**What is needed**
Rewrite the lines below, replacing every "cylinder-base" with "cylinder-bottom" and leaving everything else unchanged.

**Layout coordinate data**

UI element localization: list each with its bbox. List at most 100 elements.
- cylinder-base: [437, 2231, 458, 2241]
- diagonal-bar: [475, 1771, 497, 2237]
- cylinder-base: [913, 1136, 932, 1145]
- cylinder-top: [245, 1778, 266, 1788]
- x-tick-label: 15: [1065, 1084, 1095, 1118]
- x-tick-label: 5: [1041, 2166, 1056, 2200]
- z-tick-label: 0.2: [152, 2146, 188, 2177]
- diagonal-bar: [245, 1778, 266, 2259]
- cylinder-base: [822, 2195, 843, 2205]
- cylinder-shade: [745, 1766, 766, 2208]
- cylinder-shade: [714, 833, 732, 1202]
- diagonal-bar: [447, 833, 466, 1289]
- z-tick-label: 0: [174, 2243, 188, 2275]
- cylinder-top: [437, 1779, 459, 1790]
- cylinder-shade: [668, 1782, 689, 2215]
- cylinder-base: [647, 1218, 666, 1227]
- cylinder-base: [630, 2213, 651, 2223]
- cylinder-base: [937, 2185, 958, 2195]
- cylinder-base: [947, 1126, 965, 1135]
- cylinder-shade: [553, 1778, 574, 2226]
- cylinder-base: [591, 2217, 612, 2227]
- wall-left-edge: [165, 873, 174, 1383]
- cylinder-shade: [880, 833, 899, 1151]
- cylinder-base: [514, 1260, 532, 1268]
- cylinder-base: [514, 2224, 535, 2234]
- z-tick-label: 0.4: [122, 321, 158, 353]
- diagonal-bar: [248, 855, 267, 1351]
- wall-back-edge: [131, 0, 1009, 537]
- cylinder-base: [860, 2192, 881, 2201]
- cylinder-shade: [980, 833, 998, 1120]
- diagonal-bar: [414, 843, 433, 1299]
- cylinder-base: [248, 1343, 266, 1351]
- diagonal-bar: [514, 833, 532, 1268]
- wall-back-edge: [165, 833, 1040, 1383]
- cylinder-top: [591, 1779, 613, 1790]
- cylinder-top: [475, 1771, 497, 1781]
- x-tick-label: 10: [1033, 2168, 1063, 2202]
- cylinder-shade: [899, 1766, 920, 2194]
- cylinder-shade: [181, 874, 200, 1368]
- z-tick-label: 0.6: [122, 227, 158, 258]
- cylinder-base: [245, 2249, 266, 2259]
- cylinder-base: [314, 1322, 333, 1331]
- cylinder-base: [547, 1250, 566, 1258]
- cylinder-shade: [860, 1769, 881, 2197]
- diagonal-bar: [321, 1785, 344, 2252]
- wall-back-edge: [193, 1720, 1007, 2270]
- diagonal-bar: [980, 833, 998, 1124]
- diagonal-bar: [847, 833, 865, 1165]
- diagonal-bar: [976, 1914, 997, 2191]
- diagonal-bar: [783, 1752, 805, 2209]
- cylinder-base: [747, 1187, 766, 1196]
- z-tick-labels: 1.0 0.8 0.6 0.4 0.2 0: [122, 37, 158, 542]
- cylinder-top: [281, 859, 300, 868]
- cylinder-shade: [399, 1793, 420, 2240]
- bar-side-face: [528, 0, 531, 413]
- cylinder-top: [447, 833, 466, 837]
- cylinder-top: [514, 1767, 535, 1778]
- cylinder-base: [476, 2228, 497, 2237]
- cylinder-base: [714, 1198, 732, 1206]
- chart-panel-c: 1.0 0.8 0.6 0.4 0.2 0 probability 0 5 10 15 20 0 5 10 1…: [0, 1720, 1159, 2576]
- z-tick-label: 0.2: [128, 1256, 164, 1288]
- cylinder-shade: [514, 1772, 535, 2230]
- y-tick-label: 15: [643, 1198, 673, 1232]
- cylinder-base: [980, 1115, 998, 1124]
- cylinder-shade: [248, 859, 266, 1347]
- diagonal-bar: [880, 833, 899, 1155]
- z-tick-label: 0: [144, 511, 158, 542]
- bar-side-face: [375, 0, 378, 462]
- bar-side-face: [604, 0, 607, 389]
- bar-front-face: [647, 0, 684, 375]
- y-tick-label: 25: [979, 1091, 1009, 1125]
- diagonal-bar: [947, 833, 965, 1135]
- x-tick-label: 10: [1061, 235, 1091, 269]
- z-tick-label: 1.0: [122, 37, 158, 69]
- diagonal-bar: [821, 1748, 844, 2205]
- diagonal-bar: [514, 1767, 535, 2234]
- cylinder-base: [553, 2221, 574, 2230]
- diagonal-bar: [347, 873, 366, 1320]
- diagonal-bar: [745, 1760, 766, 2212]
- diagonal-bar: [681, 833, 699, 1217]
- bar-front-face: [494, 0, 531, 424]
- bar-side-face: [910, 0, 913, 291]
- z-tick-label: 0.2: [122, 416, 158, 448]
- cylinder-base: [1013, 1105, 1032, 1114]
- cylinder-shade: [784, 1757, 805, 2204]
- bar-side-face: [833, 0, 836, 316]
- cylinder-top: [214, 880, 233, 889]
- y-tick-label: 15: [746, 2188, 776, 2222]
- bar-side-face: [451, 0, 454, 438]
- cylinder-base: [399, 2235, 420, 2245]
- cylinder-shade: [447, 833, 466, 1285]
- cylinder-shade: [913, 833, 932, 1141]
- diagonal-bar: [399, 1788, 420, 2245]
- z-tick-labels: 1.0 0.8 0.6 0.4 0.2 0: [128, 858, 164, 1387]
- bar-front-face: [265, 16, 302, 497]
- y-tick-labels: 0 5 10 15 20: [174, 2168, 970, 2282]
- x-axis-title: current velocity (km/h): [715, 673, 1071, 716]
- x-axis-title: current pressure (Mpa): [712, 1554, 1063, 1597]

**Task result**
UI element localization: list each with its bbox. List at most 100 elements.
- cylinder-bottom: [437, 2231, 458, 2241]
- diagonal-bar: [475, 1771, 497, 2237]
- cylinder-bottom: [913, 1136, 932, 1145]
- cylinder-top: [245, 1778, 266, 1788]
- x-tick-label: 15: [1065, 1084, 1095, 1118]
- x-tick-label: 5: [1041, 2166, 1056, 2200]
- z-tick-label: 0.2: [152, 2146, 188, 2177]
- diagonal-bar: [245, 1778, 266, 2259]
- cylinder-bottom: [822, 2195, 843, 2205]
- cylinder-shade: [745, 1766, 766, 2208]
- cylinder-shade: [714, 833, 732, 1202]
- diagonal-bar: [447, 833, 466, 1289]
- z-tick-label: 0: [174, 2243, 188, 2275]
- cylinder-top: [437, 1779, 459, 1790]
- cylinder-shade: [668, 1782, 689, 2215]
- cylinder-bottom: [647, 1218, 666, 1227]
- cylinder-bottom: [630, 2213, 651, 2223]
- cylinder-bottom: [937, 2185, 958, 2195]
- cylinder-bottom: [947, 1126, 965, 1135]
- cylinder-shade: [553, 1778, 574, 2226]
- cylinder-bottom: [591, 2217, 612, 2227]
- wall-left-edge: [165, 873, 174, 1383]
- cylinder-shade: [880, 833, 899, 1151]
- cylinder-bottom: [514, 1260, 532, 1268]
- cylinder-bottom: [514, 2224, 535, 2234]
- z-tick-label: 0.4: [122, 321, 158, 353]
- diagonal-bar: [248, 855, 267, 1351]
- wall-back-edge: [131, 0, 1009, 537]
- cylinder-bottom: [860, 2192, 881, 2201]
- cylinder-shade: [980, 833, 998, 1120]
- diagonal-bar: [414, 843, 433, 1299]
- cylinder-bottom: [248, 1343, 266, 1351]
- diagonal-bar: [514, 833, 532, 1268]
- wall-back-edge: [165, 833, 1040, 1383]
- cylinder-top: [591, 1779, 613, 1790]
- cylinder-top: [475, 1771, 497, 1781]
- x-tick-label: 10: [1033, 2168, 1063, 2202]
- cylinder-shade: [899, 1766, 920, 2194]
- cylinder-shade: [181, 874, 200, 1368]
- z-tick-label: 0.6: [122, 227, 158, 258]
- cylinder-bottom: [245, 2249, 266, 2259]
- cylinder-bottom: [314, 1322, 333, 1331]
- cylinder-bottom: [547, 1250, 566, 1258]
- cylinder-shade: [860, 1769, 881, 2197]
- diagonal-bar: [321, 1785, 344, 2252]
- wall-back-edge: [193, 1720, 1007, 2270]
- diagonal-bar: [980, 833, 998, 1124]
- diagonal-bar: [847, 833, 865, 1165]
- diagonal-bar: [976, 1914, 997, 2191]
- diagonal-bar: [783, 1752, 805, 2209]
- cylinder-bottom: [747, 1187, 766, 1196]
- z-tick-labels: 1.0 0.8 0.6 0.4 0.2 0: [122, 37, 158, 542]
- cylinder-top: [281, 859, 300, 868]
- cylinder-shade: [399, 1793, 420, 2240]
- bar-side-face: [528, 0, 531, 413]
- cylinder-top: [447, 833, 466, 837]
- cylinder-top: [514, 1767, 535, 1778]
- cylinder-bottom: [476, 2228, 497, 2237]
- cylinder-bottom: [714, 1198, 732, 1206]
- chart-panel-c: 1.0 0.8 0.6 0.4 0.2 0 probability 0 5 10 15 20 0 5 10 1…: [0, 1720, 1159, 2576]
- z-tick-label: 0.2: [128, 1256, 164, 1288]
- cylinder-shade: [514, 1772, 535, 2230]
- y-tick-label: 15: [643, 1198, 673, 1232]
- cylinder-bottom: [980, 1115, 998, 1124]
- cylinder-shade: [248, 859, 266, 1347]
- diagonal-bar: [880, 833, 899, 1155]
- z-tick-label: 0: [144, 511, 158, 542]
- bar-side-face: [375, 0, 378, 462]
- bar-side-face: [604, 0, 607, 389]
- bar-front-face: [647, 0, 684, 375]
- y-tick-label: 25: [979, 1091, 1009, 1125]
- diagonal-bar: [947, 833, 965, 1135]
- x-tick-label: 10: [1061, 235, 1091, 269]
- z-tick-label: 1.0: [122, 37, 158, 69]
- diagonal-bar: [821, 1748, 844, 2205]
- diagonal-bar: [514, 1767, 535, 2234]
- cylinder-bottom: [553, 2221, 574, 2230]
- diagonal-bar: [347, 873, 366, 1320]
- diagonal-bar: [745, 1760, 766, 2212]
- diagonal-bar: [681, 833, 699, 1217]
- bar-front-face: [494, 0, 531, 424]
- bar-side-face: [910, 0, 913, 291]
- z-tick-label: 0.2: [122, 416, 158, 448]
- cylinder-bottom: [1013, 1105, 1032, 1114]
- cylinder-shade: [784, 1757, 805, 2204]
- bar-side-face: [833, 0, 836, 316]
- cylinder-top: [214, 880, 233, 889]
- y-tick-label: 15: [746, 2188, 776, 2222]
- bar-side-face: [451, 0, 454, 438]
- cylinder-bottom: [399, 2235, 420, 2245]
- cylinder-shade: [447, 833, 466, 1285]
- cylinder-shade: [913, 833, 932, 1141]
- diagonal-bar: [399, 1788, 420, 2245]
- z-tick-labels: 1.0 0.8 0.6 0.4 0.2 0: [128, 858, 164, 1387]
- bar-front-face: [265, 16, 302, 497]
- y-tick-labels: 0 5 10 15 20: [174, 2168, 970, 2282]
- x-axis-title: current velocity (km/h): [715, 673, 1071, 716]
- x-axis-title: current pressure (Mpa): [712, 1554, 1063, 1597]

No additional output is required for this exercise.